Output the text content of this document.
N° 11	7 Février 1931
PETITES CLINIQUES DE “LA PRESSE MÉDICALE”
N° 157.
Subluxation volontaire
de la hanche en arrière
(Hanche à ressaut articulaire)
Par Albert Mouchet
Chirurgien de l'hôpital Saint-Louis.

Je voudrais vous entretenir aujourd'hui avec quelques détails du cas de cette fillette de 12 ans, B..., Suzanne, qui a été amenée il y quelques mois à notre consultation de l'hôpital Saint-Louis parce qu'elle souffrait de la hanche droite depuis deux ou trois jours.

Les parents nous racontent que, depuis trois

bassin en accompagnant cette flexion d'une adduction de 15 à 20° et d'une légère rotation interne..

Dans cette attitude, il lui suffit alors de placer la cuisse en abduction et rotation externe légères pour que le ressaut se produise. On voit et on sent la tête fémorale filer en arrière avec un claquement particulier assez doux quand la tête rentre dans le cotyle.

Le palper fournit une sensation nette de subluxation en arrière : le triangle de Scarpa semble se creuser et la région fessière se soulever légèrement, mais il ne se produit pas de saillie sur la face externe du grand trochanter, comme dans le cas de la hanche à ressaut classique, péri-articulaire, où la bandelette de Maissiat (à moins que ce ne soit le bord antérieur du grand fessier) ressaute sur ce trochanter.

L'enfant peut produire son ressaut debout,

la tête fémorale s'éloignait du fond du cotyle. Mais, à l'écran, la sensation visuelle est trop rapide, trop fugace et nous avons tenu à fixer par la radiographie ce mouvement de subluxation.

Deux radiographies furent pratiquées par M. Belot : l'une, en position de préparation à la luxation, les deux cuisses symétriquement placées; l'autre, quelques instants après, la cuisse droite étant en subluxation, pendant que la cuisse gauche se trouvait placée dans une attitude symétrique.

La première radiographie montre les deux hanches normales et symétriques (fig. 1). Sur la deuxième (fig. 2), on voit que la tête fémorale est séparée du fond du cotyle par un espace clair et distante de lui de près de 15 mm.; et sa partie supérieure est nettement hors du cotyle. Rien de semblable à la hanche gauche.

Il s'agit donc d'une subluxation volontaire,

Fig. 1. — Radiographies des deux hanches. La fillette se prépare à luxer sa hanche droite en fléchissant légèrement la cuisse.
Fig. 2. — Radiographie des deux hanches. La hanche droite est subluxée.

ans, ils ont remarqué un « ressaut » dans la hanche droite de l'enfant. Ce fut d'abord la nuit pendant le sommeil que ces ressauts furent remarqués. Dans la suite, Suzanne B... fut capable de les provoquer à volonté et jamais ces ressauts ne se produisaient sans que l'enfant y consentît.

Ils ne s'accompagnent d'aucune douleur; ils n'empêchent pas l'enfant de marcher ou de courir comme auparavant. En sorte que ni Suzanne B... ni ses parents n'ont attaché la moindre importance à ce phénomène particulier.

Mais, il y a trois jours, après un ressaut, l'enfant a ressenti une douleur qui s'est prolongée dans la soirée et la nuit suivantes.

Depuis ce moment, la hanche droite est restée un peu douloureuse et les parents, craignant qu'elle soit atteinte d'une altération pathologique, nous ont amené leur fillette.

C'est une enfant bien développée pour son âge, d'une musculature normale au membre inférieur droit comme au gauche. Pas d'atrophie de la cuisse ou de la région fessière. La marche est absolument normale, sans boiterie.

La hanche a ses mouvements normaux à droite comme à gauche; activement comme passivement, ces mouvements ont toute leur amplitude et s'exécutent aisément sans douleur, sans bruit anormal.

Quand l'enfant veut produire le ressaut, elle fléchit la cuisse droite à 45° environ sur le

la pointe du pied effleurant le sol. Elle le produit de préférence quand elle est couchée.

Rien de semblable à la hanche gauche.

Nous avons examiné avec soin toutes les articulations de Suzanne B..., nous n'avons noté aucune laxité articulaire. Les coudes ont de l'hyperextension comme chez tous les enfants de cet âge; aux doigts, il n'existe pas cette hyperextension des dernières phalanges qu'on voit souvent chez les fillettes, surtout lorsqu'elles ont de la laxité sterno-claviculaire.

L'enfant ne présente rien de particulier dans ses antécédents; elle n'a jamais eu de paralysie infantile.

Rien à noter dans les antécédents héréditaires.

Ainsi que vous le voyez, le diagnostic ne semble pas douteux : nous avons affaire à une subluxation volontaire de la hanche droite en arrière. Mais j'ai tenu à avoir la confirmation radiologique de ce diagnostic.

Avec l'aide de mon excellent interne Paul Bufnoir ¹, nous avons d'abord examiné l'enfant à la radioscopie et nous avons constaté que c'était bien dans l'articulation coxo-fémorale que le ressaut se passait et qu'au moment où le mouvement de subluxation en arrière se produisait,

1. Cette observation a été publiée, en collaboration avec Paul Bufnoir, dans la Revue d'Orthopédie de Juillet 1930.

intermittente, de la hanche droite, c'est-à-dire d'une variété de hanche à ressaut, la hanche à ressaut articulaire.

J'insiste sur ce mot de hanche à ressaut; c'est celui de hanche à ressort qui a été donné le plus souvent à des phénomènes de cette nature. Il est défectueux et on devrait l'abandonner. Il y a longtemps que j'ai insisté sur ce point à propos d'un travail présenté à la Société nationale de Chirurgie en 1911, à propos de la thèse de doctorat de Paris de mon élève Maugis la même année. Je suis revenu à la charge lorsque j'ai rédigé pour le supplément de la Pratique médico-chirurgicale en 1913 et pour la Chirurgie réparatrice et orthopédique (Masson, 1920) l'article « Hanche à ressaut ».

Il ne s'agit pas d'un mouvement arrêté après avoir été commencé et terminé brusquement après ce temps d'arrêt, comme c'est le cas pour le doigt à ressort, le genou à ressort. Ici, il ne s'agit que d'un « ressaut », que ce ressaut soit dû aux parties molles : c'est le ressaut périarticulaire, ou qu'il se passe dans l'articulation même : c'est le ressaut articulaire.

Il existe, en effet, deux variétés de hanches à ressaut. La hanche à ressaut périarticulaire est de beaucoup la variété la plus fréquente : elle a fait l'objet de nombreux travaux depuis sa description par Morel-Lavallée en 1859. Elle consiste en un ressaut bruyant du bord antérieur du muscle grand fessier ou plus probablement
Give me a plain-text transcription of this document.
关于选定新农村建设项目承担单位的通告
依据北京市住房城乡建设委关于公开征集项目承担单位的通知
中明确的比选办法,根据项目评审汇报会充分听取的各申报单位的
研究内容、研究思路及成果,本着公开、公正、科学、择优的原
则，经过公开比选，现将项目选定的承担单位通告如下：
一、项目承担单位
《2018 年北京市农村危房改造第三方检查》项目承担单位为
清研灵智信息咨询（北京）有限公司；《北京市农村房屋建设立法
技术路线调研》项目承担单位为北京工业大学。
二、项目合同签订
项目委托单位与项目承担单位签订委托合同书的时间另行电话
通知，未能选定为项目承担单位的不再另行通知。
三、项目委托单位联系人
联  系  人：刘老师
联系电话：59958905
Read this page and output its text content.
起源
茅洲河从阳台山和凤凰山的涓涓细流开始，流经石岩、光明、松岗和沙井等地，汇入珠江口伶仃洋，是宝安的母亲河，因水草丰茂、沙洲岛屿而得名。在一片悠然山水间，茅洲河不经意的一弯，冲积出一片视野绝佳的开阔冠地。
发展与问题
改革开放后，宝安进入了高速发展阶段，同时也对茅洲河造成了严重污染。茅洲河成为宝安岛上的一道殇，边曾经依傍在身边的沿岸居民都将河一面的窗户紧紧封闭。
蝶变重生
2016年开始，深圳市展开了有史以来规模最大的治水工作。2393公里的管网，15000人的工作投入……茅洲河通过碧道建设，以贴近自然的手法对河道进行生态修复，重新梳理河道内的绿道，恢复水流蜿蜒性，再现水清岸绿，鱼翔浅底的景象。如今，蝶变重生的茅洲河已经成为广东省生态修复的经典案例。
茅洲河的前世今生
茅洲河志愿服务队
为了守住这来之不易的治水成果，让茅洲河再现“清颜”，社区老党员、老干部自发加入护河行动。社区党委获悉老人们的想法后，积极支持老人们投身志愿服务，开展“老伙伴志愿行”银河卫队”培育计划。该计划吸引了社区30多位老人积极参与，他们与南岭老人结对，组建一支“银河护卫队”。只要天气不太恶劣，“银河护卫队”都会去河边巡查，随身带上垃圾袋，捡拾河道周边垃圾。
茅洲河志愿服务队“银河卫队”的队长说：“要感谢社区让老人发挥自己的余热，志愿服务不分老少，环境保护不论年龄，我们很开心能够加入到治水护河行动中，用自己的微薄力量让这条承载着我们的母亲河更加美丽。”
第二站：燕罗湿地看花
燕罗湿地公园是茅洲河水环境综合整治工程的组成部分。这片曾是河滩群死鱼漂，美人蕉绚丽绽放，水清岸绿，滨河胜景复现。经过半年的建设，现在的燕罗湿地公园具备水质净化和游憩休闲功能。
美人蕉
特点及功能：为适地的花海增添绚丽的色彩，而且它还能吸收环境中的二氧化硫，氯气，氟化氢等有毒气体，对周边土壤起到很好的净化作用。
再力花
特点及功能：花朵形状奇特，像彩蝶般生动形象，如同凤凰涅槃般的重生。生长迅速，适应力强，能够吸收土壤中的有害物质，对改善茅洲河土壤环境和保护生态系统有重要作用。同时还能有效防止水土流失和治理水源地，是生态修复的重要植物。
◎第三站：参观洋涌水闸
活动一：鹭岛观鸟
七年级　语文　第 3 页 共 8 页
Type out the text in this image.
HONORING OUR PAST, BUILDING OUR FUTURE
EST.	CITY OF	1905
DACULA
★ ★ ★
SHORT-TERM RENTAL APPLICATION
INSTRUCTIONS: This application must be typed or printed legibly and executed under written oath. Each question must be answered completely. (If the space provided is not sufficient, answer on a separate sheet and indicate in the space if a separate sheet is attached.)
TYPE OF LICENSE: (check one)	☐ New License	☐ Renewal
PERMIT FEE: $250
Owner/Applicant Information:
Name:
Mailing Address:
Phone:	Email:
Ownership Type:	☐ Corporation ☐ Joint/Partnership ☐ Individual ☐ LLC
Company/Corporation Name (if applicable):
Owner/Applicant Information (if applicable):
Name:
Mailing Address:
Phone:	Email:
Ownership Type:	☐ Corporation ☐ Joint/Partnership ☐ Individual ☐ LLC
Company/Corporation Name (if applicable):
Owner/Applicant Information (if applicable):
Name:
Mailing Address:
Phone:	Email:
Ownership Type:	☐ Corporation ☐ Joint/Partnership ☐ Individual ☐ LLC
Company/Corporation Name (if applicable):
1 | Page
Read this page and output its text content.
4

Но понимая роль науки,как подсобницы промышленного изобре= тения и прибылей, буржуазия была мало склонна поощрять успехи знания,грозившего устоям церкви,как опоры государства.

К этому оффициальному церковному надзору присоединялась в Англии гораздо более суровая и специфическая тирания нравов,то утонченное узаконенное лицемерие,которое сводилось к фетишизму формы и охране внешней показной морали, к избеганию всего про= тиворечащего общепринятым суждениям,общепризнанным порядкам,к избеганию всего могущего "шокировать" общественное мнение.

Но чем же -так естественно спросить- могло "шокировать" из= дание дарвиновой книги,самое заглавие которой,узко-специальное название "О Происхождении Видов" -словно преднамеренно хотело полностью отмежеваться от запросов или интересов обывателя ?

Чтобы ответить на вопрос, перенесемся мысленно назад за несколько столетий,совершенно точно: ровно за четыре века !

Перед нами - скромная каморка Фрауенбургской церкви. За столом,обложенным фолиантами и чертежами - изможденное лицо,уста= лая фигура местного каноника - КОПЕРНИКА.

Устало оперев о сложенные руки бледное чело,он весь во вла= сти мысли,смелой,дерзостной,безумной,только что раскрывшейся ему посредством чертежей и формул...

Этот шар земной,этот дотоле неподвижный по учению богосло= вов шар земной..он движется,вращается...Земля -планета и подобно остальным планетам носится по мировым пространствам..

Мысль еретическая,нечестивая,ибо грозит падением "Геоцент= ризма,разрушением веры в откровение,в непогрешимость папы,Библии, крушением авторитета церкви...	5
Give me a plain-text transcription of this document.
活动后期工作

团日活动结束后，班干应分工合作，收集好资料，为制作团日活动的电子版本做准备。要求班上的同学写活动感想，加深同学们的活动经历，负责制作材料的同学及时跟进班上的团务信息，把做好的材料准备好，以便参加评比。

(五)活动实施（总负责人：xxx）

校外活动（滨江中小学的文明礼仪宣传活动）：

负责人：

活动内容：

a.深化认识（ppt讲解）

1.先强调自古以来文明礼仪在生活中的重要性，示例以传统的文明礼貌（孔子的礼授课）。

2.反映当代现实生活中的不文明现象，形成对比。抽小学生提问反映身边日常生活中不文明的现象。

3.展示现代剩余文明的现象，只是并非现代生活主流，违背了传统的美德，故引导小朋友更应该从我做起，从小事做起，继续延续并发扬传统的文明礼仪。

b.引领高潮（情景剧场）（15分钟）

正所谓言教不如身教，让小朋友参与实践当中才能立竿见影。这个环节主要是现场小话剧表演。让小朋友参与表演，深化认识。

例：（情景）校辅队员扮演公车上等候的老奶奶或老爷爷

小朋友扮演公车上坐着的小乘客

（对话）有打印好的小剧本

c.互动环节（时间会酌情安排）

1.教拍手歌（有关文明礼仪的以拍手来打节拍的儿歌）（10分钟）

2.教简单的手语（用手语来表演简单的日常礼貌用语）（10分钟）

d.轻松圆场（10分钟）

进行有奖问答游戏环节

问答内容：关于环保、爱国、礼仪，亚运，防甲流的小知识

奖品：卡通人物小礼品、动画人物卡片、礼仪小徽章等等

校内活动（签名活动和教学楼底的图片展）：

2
-------
Requirement =>
Return every line in the listing that contains the word "sensation".

Response to the exercise =>
Le palper fournit une sensation nette de subluxation en arrière : le triangle de Scarpa semble se creuser et la région fessière se soulever légèrement, mais il ne se produit pas de saillie sur la face externe du grand trochanter, comme dans le cas de la hanche à ressaut classique, péri-articulaire, où la bandelette de Maissiat (à moins que ce ne soit le bord antérieur du grand fessier) ressaute sur ce trochanter.
la tête fémorale s'éloignait du fond du cotyle. Mais, à l'écran, la sensation visuelle est trop rapide, trop fugace et nous avons tenu à fixer par la radiographie ce mouvement de subluxation.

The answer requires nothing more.